**Goal:** Search the listing below for the string "coded" and show each line that contains it.
--- Start of Input material ---
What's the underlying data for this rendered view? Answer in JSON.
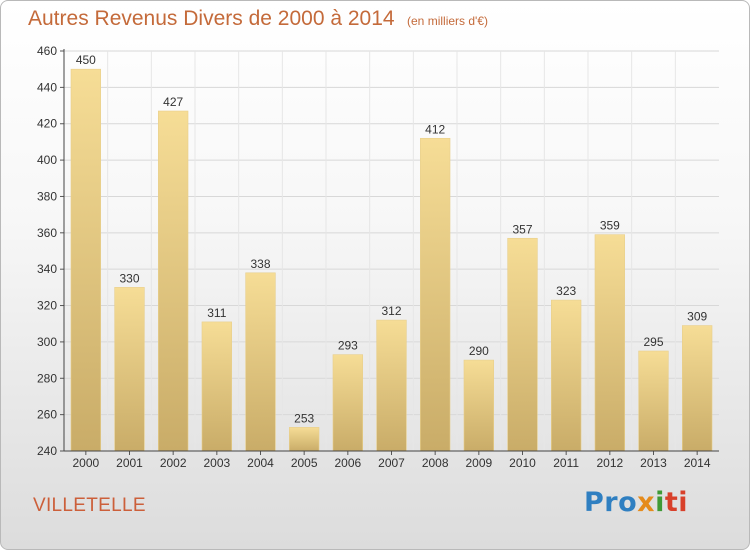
{
  "header": {
    "title": "Autres Revenus Divers de 2000 à 2014",
    "subtitle": "(en milliers d'€)"
  },
  "footer": {
    "commune": "VILLETELLE",
    "logo_parts": [
      "Pro",
      "x",
      "i",
      "ti"
    ]
  },
  "colors": {
    "title": "#c46a3a",
    "bar_light": "#f6dd96",
    "bar_dark": "#c9ac68",
    "grid": "#d8d8d8"
  },
  "chart_data": {
    "type": "bar",
    "title": "Autres Revenus Divers de 2000 à 2014",
    "xlabel": "",
    "ylabel": "",
    "categories": [
      "2000",
      "2001",
      "2002",
      "2003",
      "2004",
      "2005",
      "2006",
      "2007",
      "2008",
      "2009",
      "2010",
      "2011",
      "2012",
      "2013",
      "2014"
    ],
    "values": [
      450,
      330,
      427,
      311,
      338,
      253,
      293,
      312,
      412,
      290,
      357,
      323,
      359,
      295,
      309
    ],
    "ylim": [
      240,
      460
    ],
    "yticks": [
      240,
      260,
      280,
      300,
      320,
      340,
      360,
      380,
      400,
      420,
      440,
      460
    ],
    "grid": true,
    "legend": "none"
  }
}
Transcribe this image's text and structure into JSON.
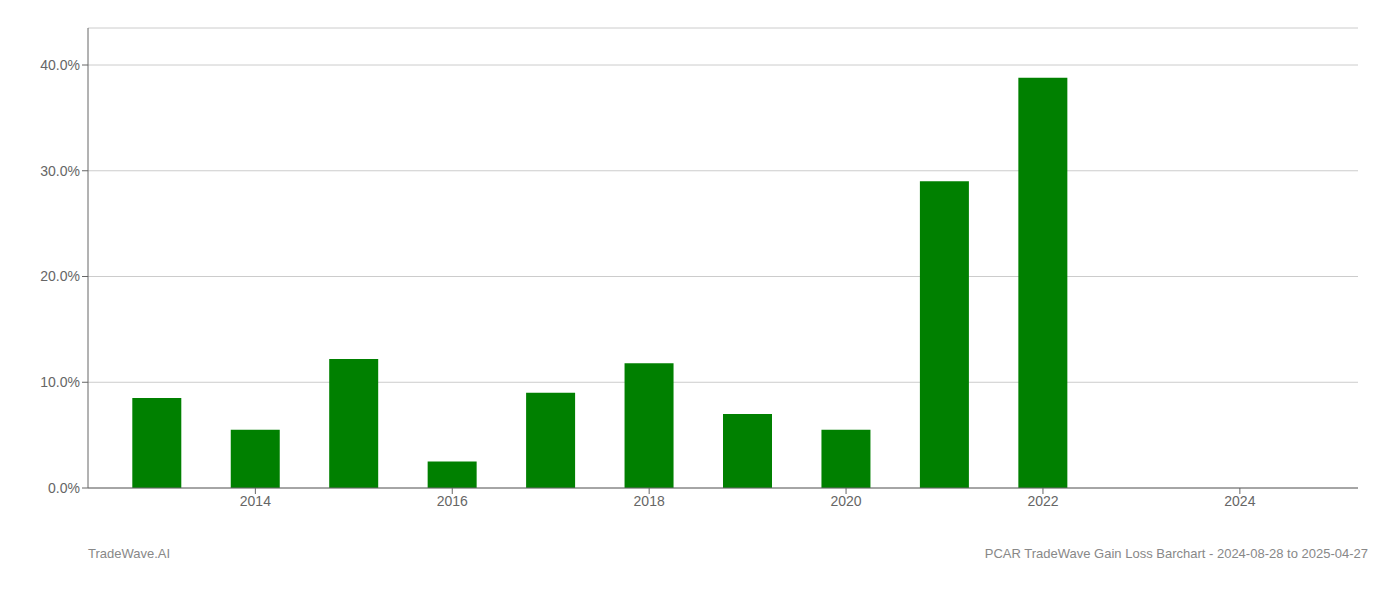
{
  "chart_data": {
    "type": "bar",
    "x": [
      2013,
      2014,
      2015,
      2016,
      2017,
      2018,
      2019,
      2020,
      2021,
      2022,
      2023
    ],
    "values": [
      0.085,
      0.055,
      0.122,
      0.025,
      0.09,
      0.118,
      0.07,
      0.055,
      0.29,
      0.388,
      0.0
    ],
    "color": "#008000",
    "xlim": [
      2012.3,
      2025.2
    ],
    "xticks": [
      2014,
      2016,
      2018,
      2020,
      2022,
      2024
    ],
    "ylim": [
      0,
      0.435
    ],
    "yticks": [
      {
        "value": 0.0,
        "label": "0.0%"
      },
      {
        "value": 0.1,
        "label": "10.0%"
      },
      {
        "value": 0.2,
        "label": "20.0%"
      },
      {
        "value": 0.3,
        "label": "30.0%"
      },
      {
        "value": 0.4,
        "label": "40.0%"
      }
    ],
    "grid": true,
    "annotations": [
      "TradeWave.AI",
      "PCAR TradeWave Gain Loss Barchart - 2024-08-28 to 2025-04-27"
    ]
  }
}
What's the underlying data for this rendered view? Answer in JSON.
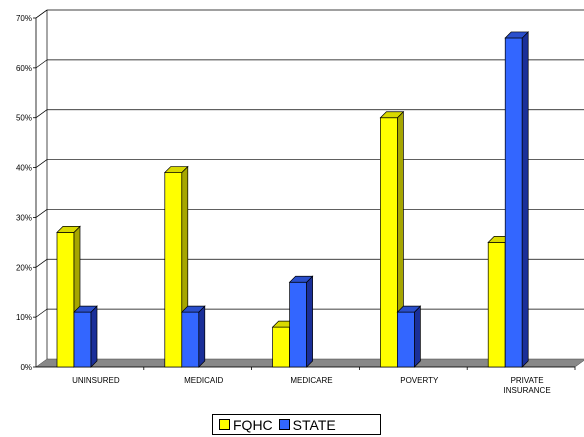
{
  "chart_data": {
    "type": "bar",
    "categories": [
      "UNINSURED",
      "MEDICAID",
      "MEDICARE",
      "POVERTY",
      "PRIVATE INSURANCE"
    ],
    "series": [
      {
        "name": "FQHC",
        "values": [
          27,
          39,
          8,
          50,
          25
        ],
        "color": "#ffff00"
      },
      {
        "name": "STATE",
        "values": [
          11,
          11,
          17,
          11,
          66
        ],
        "color": "#3366ff"
      }
    ],
    "ylim": [
      0,
      70
    ],
    "yticks": [
      "0%",
      "10%",
      "20%",
      "30%",
      "40%",
      "50%",
      "60%",
      "70%"
    ],
    "grid": true,
    "legend_position": "bottom-center",
    "title": "",
    "xlabel": "",
    "ylabel": ""
  }
}
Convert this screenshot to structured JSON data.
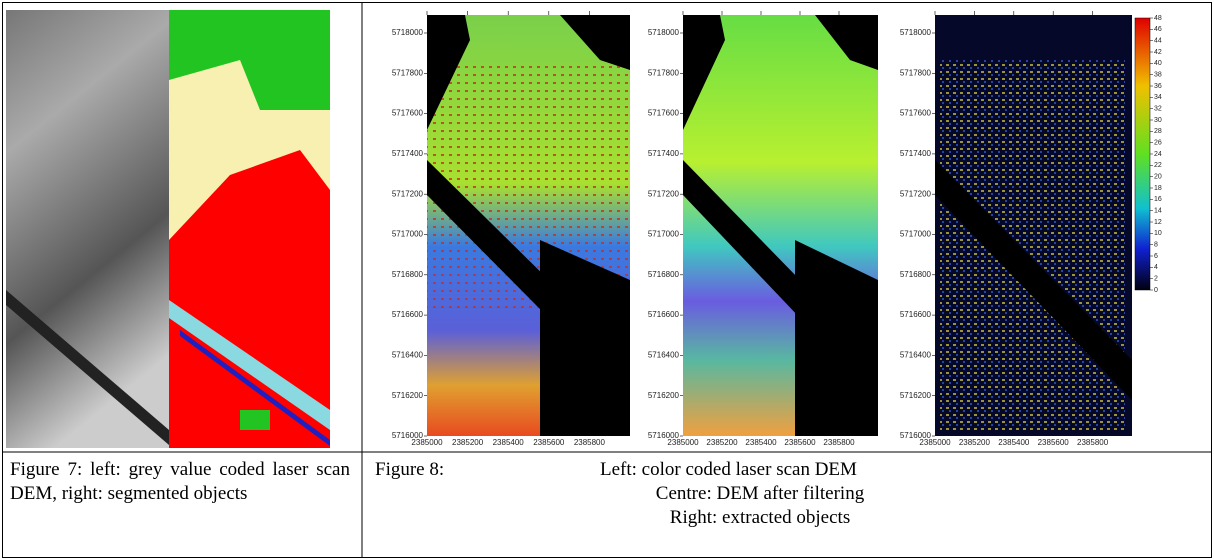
{
  "figure7": {
    "caption": "Figure 7: left: grey value coded laser scan DEM, right: segmented objects"
  },
  "figure8": {
    "caption": {
      "label": "Figure 8:",
      "lines": [
        "Left: color coded laser scan DEM",
        "Centre: DEM after filtering",
        "Right: extracted objects"
      ]
    },
    "yticks": [
      5716000,
      5716200,
      5716400,
      5716600,
      5716800,
      5717000,
      5717200,
      5717400,
      5717600,
      5717800,
      5718000
    ],
    "xticks": [
      2385000,
      2385200,
      2385400,
      2385600,
      2385800
    ],
    "colorbar_ticks": [
      0,
      2,
      4,
      6,
      8,
      10,
      12,
      14,
      16,
      18,
      20,
      22,
      24,
      26,
      28,
      30,
      32,
      34,
      36,
      38,
      40,
      42,
      44,
      46,
      48
    ]
  }
}
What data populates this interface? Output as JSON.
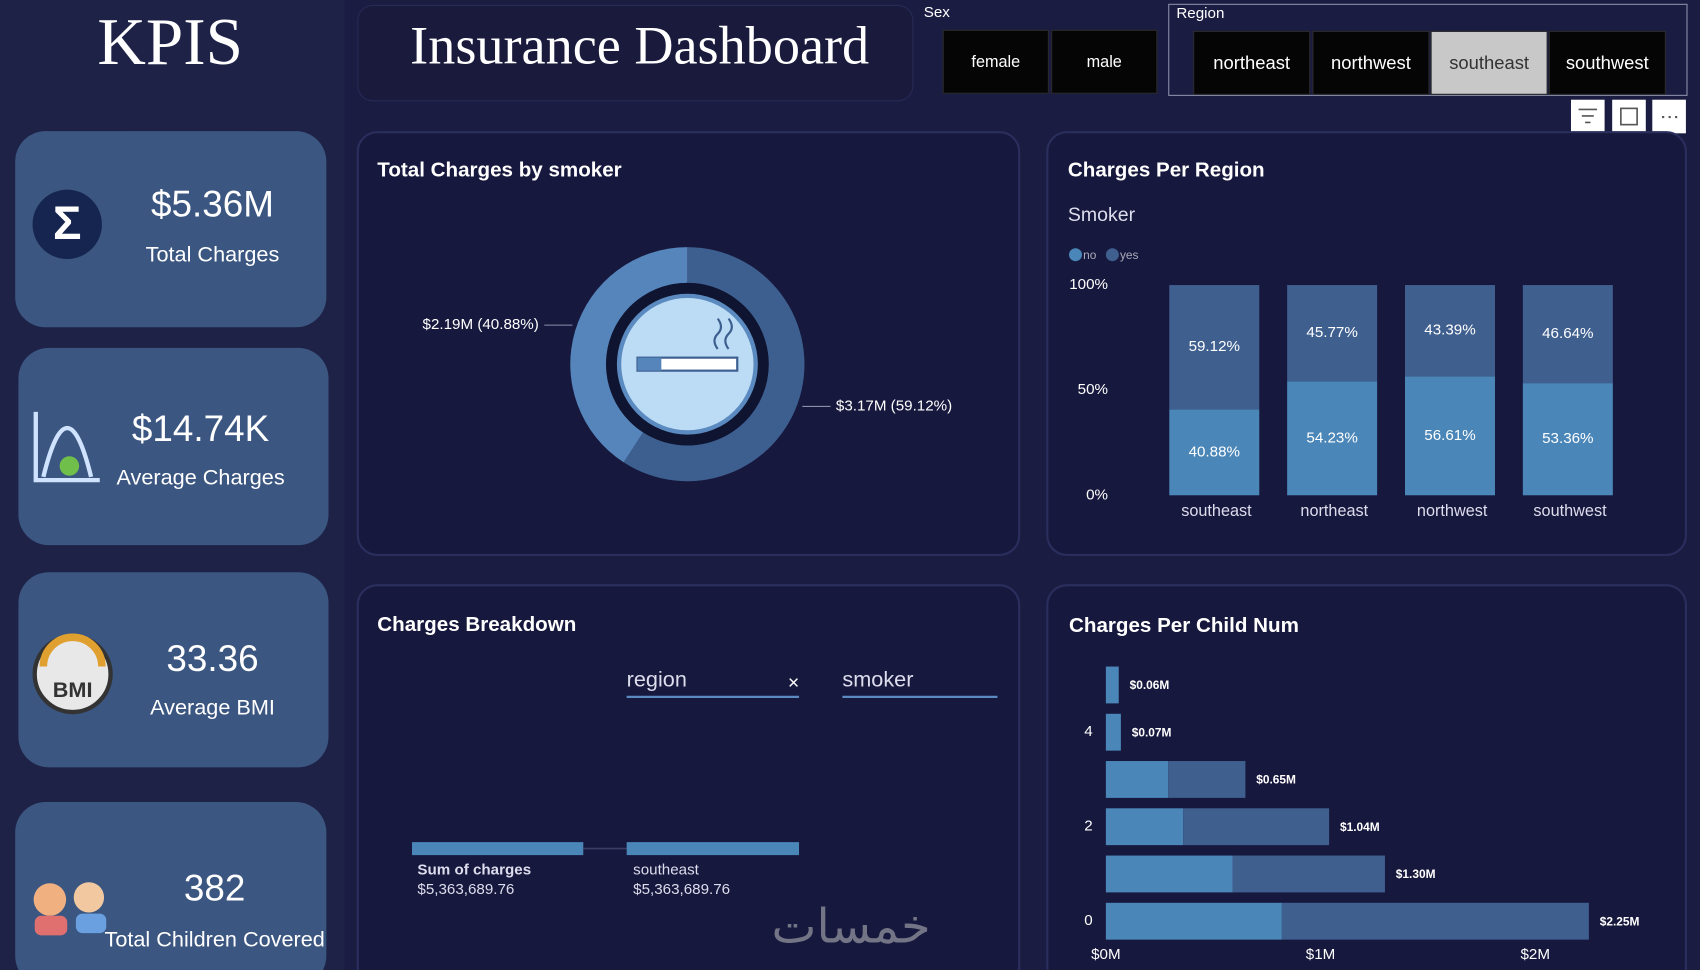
--- End of Input material ---
**Correct output:**
    "caption": "Figure 7: left: grey value coded laser scan DEM, right: segmented objects"
        "Left: color coded laser scan DEM",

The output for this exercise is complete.